▶ TO BE DONE:
Where the string "ffffff" occurs in the material below, report the whole line.

*** EXERCISE MATERIAL

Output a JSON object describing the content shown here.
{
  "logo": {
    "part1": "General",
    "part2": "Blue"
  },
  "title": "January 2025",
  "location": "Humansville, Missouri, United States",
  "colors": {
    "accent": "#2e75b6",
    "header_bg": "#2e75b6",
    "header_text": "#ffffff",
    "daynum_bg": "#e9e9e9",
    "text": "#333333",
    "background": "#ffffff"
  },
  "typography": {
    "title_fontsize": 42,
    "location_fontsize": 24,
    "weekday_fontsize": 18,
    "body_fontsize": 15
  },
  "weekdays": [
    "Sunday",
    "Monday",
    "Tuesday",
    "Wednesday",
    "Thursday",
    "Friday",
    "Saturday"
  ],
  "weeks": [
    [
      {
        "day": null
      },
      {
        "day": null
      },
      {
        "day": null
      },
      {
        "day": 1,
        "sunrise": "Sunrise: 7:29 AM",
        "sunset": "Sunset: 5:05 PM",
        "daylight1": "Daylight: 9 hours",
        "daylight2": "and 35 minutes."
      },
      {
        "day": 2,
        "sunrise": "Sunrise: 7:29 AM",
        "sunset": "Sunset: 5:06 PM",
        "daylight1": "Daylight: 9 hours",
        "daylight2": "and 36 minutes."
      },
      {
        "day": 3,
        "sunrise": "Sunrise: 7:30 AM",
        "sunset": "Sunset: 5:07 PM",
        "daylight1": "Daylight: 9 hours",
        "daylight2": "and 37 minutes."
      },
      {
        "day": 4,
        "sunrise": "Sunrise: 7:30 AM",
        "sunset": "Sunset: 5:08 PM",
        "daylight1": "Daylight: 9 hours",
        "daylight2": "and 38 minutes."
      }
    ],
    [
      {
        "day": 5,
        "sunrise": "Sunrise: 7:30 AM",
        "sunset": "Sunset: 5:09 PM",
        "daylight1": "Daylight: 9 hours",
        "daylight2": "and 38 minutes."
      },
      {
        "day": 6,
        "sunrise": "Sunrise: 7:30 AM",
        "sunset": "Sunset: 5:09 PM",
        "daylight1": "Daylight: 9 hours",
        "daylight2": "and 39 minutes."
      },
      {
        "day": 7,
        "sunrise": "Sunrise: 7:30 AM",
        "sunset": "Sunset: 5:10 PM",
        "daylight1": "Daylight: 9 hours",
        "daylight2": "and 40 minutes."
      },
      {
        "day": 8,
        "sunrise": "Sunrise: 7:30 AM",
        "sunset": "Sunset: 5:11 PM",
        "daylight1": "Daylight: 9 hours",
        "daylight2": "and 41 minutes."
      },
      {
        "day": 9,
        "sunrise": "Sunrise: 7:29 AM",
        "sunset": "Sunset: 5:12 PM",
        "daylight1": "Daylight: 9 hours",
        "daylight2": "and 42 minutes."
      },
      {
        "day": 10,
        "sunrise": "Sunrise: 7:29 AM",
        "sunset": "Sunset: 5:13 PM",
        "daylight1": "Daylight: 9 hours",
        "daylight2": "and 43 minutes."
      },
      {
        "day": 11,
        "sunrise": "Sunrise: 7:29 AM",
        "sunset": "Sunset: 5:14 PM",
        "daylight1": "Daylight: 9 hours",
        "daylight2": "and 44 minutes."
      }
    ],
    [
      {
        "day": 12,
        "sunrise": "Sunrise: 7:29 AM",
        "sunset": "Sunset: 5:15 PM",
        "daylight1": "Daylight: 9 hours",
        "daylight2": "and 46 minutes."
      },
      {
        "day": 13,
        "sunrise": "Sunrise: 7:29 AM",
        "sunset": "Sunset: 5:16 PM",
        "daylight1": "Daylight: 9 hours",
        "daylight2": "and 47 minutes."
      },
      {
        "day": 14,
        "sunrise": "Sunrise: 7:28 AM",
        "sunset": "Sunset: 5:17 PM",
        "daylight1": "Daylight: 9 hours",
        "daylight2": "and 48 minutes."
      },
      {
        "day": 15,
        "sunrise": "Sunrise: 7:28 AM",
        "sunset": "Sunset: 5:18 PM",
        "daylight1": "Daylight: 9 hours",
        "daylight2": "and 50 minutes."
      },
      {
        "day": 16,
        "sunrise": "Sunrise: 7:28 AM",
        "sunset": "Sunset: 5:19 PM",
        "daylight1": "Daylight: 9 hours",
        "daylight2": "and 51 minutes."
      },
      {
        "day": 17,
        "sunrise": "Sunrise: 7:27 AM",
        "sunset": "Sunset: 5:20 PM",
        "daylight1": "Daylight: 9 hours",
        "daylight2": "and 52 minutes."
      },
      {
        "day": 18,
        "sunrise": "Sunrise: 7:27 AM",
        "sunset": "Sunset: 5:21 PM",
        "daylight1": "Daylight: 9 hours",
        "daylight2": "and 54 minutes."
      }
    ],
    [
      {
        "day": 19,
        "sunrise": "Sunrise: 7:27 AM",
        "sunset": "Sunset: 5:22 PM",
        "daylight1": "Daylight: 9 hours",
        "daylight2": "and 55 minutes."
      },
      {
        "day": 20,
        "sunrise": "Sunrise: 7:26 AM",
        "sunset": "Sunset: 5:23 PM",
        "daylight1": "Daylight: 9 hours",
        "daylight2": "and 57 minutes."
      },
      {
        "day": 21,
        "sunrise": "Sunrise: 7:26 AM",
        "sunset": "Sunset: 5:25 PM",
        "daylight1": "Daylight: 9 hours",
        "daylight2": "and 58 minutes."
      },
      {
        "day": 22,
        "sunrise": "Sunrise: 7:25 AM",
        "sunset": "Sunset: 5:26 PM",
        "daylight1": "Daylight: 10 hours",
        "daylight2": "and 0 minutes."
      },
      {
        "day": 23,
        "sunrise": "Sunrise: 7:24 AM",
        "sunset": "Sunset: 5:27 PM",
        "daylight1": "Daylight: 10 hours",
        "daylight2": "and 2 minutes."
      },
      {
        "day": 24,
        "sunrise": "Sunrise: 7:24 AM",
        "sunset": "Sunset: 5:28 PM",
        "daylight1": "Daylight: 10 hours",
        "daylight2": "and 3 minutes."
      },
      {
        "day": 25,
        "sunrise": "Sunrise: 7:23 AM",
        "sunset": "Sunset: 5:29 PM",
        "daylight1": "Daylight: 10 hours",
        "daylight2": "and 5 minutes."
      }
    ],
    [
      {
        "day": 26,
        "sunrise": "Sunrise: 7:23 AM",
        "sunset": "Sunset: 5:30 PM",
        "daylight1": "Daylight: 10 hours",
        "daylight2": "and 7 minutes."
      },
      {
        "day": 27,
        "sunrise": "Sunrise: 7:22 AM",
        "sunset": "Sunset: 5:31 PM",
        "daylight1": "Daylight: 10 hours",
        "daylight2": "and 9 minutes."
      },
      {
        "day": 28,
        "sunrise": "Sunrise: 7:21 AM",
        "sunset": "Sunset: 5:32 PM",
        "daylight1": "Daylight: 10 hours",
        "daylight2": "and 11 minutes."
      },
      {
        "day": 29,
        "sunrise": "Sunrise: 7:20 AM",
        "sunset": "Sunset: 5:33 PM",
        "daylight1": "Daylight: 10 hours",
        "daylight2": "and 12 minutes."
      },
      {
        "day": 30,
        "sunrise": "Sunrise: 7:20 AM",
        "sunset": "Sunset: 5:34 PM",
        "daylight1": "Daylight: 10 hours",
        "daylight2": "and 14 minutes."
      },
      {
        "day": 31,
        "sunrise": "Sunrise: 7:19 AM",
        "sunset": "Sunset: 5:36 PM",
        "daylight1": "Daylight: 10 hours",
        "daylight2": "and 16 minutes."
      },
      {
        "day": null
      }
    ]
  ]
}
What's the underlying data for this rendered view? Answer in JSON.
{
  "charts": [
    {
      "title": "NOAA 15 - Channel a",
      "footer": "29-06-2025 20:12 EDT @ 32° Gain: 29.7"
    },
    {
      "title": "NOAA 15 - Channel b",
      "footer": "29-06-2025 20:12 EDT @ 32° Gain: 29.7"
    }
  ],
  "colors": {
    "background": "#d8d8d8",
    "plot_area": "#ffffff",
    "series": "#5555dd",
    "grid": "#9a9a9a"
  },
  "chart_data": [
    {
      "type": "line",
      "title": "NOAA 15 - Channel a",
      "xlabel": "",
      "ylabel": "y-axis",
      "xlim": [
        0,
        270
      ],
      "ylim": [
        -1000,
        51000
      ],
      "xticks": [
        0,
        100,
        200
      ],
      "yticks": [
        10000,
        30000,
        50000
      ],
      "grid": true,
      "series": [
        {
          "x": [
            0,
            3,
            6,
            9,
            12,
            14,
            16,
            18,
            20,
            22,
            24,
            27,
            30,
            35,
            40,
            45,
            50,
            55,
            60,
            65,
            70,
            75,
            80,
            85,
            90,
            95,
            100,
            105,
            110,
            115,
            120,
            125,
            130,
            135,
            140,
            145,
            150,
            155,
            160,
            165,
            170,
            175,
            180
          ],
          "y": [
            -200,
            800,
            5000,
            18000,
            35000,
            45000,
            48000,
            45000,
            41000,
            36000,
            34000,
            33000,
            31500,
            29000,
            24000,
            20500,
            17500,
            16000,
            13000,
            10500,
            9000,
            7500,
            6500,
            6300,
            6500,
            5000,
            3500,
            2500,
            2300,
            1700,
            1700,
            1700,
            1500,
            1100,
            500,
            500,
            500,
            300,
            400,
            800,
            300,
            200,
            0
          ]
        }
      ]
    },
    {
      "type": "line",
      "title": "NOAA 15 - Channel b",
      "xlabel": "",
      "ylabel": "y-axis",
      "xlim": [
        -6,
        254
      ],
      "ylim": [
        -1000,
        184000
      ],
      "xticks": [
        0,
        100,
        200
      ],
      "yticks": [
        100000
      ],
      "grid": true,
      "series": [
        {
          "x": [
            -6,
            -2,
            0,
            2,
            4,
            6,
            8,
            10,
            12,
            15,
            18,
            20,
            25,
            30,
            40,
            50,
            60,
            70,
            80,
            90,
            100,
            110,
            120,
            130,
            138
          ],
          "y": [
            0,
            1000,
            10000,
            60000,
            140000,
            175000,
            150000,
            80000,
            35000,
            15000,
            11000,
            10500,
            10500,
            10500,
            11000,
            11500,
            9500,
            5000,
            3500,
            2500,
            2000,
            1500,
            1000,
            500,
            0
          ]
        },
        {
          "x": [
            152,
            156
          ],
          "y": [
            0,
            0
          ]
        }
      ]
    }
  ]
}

******

▶ REPLY TO THE TASK:
    "header_text": "#ffffff",
    "background": "#ffffff"
    "plot_area": "#ffffff",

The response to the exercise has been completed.